*Given problem*:
Take the listing and print it in full, exactly as given.

============

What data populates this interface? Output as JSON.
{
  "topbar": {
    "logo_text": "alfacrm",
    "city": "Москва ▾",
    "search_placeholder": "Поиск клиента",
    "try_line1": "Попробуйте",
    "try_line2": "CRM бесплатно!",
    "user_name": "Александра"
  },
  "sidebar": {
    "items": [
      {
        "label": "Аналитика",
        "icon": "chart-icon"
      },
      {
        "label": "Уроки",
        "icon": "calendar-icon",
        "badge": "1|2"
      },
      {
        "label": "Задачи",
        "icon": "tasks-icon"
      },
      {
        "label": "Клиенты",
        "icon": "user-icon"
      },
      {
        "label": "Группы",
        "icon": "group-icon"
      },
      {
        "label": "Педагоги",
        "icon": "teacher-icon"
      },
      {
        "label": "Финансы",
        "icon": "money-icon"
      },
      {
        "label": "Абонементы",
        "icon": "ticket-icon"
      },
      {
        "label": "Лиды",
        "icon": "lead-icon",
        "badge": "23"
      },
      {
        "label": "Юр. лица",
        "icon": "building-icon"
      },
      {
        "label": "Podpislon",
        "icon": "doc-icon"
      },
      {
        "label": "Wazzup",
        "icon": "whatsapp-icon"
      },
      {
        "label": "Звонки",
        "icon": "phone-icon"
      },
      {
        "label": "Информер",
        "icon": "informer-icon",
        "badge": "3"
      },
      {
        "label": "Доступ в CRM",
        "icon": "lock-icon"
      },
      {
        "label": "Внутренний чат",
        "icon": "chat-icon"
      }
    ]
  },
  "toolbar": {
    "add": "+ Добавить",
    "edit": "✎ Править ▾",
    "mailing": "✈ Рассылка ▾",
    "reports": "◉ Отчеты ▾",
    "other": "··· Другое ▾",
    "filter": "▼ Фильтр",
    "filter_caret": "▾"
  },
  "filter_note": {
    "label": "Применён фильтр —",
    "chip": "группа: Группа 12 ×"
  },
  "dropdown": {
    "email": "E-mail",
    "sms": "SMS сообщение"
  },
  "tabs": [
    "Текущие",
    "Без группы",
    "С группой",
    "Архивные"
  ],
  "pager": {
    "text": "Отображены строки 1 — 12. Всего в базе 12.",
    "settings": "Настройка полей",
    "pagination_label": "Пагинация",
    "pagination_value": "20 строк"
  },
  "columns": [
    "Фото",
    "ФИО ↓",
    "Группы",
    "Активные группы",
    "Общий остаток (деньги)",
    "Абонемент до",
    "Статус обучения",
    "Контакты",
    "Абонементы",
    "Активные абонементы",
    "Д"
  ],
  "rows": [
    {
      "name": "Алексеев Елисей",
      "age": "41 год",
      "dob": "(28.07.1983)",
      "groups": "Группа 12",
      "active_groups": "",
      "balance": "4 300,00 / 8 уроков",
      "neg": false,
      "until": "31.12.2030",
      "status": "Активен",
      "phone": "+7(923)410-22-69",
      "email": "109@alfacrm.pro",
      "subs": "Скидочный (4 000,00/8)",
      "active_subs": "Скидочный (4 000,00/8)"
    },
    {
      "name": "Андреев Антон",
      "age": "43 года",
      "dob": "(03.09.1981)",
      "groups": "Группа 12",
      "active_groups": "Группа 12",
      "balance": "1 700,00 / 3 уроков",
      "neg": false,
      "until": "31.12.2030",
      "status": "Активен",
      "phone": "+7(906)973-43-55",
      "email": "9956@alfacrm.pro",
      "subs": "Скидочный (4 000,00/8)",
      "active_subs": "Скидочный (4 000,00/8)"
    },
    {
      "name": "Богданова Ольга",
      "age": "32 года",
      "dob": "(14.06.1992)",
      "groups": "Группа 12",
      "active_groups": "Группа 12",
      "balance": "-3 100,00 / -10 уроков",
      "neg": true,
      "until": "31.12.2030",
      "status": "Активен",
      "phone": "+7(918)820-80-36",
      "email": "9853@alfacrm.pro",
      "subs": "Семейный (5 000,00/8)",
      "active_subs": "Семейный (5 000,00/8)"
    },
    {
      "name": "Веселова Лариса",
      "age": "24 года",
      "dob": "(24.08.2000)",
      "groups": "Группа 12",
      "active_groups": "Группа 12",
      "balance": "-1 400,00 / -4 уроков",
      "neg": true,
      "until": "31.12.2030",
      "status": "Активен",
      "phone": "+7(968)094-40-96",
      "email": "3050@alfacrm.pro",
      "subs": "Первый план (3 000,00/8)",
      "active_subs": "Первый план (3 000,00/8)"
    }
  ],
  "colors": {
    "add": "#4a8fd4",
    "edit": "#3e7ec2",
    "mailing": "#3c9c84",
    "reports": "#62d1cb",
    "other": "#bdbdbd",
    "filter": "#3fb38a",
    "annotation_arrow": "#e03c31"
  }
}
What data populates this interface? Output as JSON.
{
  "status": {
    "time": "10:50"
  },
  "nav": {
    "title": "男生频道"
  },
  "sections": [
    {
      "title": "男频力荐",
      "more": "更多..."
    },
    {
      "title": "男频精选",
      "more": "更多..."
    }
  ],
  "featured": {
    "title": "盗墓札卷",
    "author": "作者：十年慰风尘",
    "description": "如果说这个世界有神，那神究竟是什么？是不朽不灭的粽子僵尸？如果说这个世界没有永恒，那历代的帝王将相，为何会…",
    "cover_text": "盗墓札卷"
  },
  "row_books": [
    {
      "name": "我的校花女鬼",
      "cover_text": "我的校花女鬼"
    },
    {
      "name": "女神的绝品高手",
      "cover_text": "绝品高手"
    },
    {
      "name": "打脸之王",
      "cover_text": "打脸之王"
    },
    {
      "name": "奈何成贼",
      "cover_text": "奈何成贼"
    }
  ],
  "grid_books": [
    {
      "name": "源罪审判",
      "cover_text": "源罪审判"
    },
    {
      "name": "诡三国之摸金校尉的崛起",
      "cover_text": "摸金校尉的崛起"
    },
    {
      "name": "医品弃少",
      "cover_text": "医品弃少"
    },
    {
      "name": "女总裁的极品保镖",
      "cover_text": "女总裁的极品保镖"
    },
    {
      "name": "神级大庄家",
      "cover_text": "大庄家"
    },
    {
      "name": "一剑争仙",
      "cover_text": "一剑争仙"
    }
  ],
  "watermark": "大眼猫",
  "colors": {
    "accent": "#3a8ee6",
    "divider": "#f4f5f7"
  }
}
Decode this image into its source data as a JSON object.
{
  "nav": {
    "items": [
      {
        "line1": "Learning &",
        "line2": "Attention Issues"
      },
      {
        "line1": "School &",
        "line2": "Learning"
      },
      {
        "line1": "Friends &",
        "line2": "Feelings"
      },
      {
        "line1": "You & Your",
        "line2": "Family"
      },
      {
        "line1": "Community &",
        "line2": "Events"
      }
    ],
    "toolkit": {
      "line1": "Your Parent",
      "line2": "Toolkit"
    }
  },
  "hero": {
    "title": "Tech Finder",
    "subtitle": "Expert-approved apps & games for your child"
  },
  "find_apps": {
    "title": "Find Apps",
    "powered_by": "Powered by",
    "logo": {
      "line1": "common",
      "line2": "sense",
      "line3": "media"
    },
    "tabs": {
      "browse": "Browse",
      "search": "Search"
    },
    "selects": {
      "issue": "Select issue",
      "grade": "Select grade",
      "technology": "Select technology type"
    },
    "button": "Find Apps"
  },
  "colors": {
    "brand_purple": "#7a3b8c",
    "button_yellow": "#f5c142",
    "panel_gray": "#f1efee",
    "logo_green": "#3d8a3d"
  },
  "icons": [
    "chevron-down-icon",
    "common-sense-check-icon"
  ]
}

============

*Answer to this problem*:
What data populates this interface? Output as JSON.
{
  "topbar": {
    "logo_text": "alfacrm",
    "city": "Москва ▾",
    "search_placeholder": "Поиск клиента",
    "try_line1": "Попробуйте",
    "try_line2": "CRM бесплатно!",
    "user_name": "Александра"
  },
  "sidebar": {
    "items": [
      {
        "label": "Аналитика",
        "icon": "chart-icon"
      },
      {
        "label": "Уроки",
        "icon": "calendar-icon",
        "badge": "1|2"
      },
      {
        "label": "Задачи",
        "icon": "tasks-icon"
      },
      {
        "label": "Клиенты",
        "icon": "user-icon"
      },
      {
        "label": "Группы",
        "icon": "group-icon"
      },
      {
        "label": "Педагоги",
        "icon": "teacher-icon"
      },
      {
        "label": "Финансы",
        "icon": "money-icon"
      },
      {
        "label": "Абонементы",
        "icon": "ticket-icon"
      },
      {
        "label": "Лиды",
        "icon": "lead-icon",
        "badge": "23"
      },
      {
        "label": "Юр. лица",
        "icon": "building-icon"
      },
      {
        "label": "Podpislon",
        "icon": "doc-icon"
      },
      {
        "label": "Wazzup",
        "icon": "whatsapp-icon"
      },
      {
        "label": "Звонки",
        "icon": "phone-icon"
      },
      {
        "label": "Информер",
        "icon": "informer-icon",
        "badge": "3"
      },
      {
        "label": "Доступ в CRM",
        "icon": "lock-icon"
      },
      {
        "label": "Внутренний чат",
        "icon": "chat-icon"
      }
    ]
  },
  "toolbar": {
    "add": "+ Добавить",
    "edit": "✎ Править ▾",
    "mailing": "✈ Рассылка ▾",
    "reports": "◉ Отчеты ▾",
    "other": "··· Другое ▾",
    "filter": "▼ Фильтр",
    "filter_caret": "▾"
  },
  "filter_note": {
    "label": "Применён фильтр —",
    "chip": "группа: Группа 12 ×"
  },
  "dropdown": {
    "email": "E-mail",
    "sms": "SMS сообщение"
  },
  "tabs": [
    "Текущие",
    "Без группы",
    "С группой",
    "Архивные"
  ],
  "pager": {
    "text": "Отображены строки 1 — 12. Всего в базе 12.",
    "settings": "Настройка полей",
    "pagination_label": "Пагинация",
    "pagination_value": "20 строк"
  },
  "columns": [
    "Фото",
    "ФИО ↓",
    "Группы",
    "Активные группы",
    "Общий остаток (деньги)",
    "Абонемент до",
    "Статус обучения",
    "Контакты",
    "Абонементы",
    "Активные абонементы",
    "Д"
  ],
  "rows": [
    {
      "name": "Алексеев Елисей",
      "age": "41 год",
      "dob": "(28.07.1983)",
      "groups": "Группа 12",
      "active_groups": "",
      "balance": "4 300,00 / 8 уроков",
      "neg": false,
      "until": "31.12.2030",
      "status": "Активен",
      "phone": "+7(923)410-22-69",
      "email": "109@alfacrm.pro",
      "subs": "Скидочный (4 000,00/8)",
      "active_subs": "Скидочный (4 000,00/8)"
    },
    {
      "name": "Андреев Антон",
      "age": "43 года",
      "dob": "(03.09.1981)",
      "groups": "Группа 12",
      "active_groups": "Группа 12",
      "balance": "1 700,00 / 3 уроков",
      "neg": false,
      "until": "31.12.2030",
      "status": "Активен",
      "phone": "+7(906)973-43-55",
      "email": "9956@alfacrm.pro",
      "subs": "Скидочный (4 000,00/8)",
      "active_subs": "Скидочный (4 000,00/8)"
    },
    {
      "name": "Богданова Ольга",
      "age": "32 года",
      "dob": "(14.06.1992)",
      "groups": "Группа 12",
      "active_groups": "Группа 12",
      "balance": "-3 100,00 / -10 уроков",
      "neg": true,
      "until": "31.12.2030",
      "status": "Активен",
      "phone": "+7(918)820-80-36",
      "email": "9853@alfacrm.pro",
      "subs": "Семейный (5 000,00/8)",
      "active_subs": "Семейный (5 000,00/8)"
    },
    {
      "name": "Веселова Лариса",
      "age": "24 года",
      "dob": "(24.08.2000)",
      "groups": "Группа 12",
      "active_groups": "Группа 12",
      "balance": "-1 400,00 / -4 уроков",
      "neg": true,
      "until": "31.12.2030",
      "status": "Активен",
      "phone": "+7(968)094-40-96",
      "email": "3050@alfacrm.pro",
      "subs": "Первый план (3 000,00/8)",
      "active_subs": "Первый план (3 000,00/8)"
    }
  ],
  "colors": {
    "add": "#4a8fd4",
    "edit": "#3e7ec2",
    "mailing": "#3c9c84",
    "reports": "#62d1cb",
    "other": "#bdbdbd",
    "filter": "#3fb38a",
    "annotation_arrow": "#e03c31"
  }
}
What data populates this interface? Output as JSON.
{
  "status": {
    "time": "10:50"
  },
  "nav": {
    "title": "男生频道"
  },
  "sections": [
    {
      "title": "男频力荐",
      "more": "更多..."
    },
    {
      "title": "男频精选",
      "more": "更多..."
    }
  ],
  "featured": {
    "title": "盗墓札卷",
    "author": "作者：十年慰风尘",
    "description": "如果说这个世界有神，那神究竟是什么？是不朽不灭的粽子僵尸？如果说这个世界没有永恒，那历代的帝王将相，为何会…",
    "cover_text": "盗墓札卷"
  },
  "row_books": [
    {
      "name": "我的校花女鬼",
      "cover_text": "我的校花女鬼"
    },
    {
      "name": "女神的绝品高手",
      "cover_text": "绝品高手"
    },
    {
      "name": "打脸之王",
      "cover_text": "打脸之王"
    },
    {
      "name": "奈何成贼",
      "cover_text": "奈何成贼"
    }
  ],
  "grid_books": [
    {
      "name": "源罪审判",
      "cover_text": "源罪审判"
    },
    {
      "name": "诡三国之摸金校尉的崛起",
      "cover_text": "摸金校尉的崛起"
    },
    {
      "name": "医品弃少",
      "cover_text": "医品弃少"
    },
    {
      "name": "女总裁的极品保镖",
      "cover_text": "女总裁的极品保镖"
    },
    {
      "name": "神级大庄家",
      "cover_text": "大庄家"
    },
    {
      "name": "一剑争仙",
      "cover_text": "一剑争仙"
    }
  ],
  "watermark": "大眼猫",
  "colors": {
    "accent": "#3a8ee6",
    "divider": "#f4f5f7"
  }
}
Decode this image into its source data as a JSON object.
{
  "nav": {
    "items": [
      {
        "line1": "Learning &",
        "line2": "Attention Issues"
      },
      {
        "line1": "School &",
        "line2": "Learning"
      },
      {
        "line1": "Friends &",
        "line2": "Feelings"
      },
      {
        "line1": "You & Your",
        "line2": "Family"
      },
      {
        "line1": "Community &",
        "line2": "Events"
      }
    ],
    "toolkit": {
      "line1": "Your Parent",
      "line2": "Toolkit"
    }
  },
  "hero": {
    "title": "Tech Finder",
    "subtitle": "Expert-approved apps & games for your child"
  },
  "find_apps": {
    "title": "Find Apps",
    "powered_by": "Powered by",
    "logo": {
      "line1": "common",
      "line2": "sense",
      "line3": "media"
    },
    "tabs": {
      "browse": "Browse",
      "search": "Search"
    },
    "selects": {
      "issue": "Select issue",
      "grade": "Select grade",
      "technology": "Select technology type"
    },
    "button": "Find Apps"
  },
  "colors": {
    "brand_purple": "#7a3b8c",
    "button_yellow": "#f5c142",
    "panel_gray": "#f1efee",
    "logo_green": "#3d8a3d"
  },
  "icons": [
    "chevron-down-icon",
    "common-sense-check-icon"
  ]
}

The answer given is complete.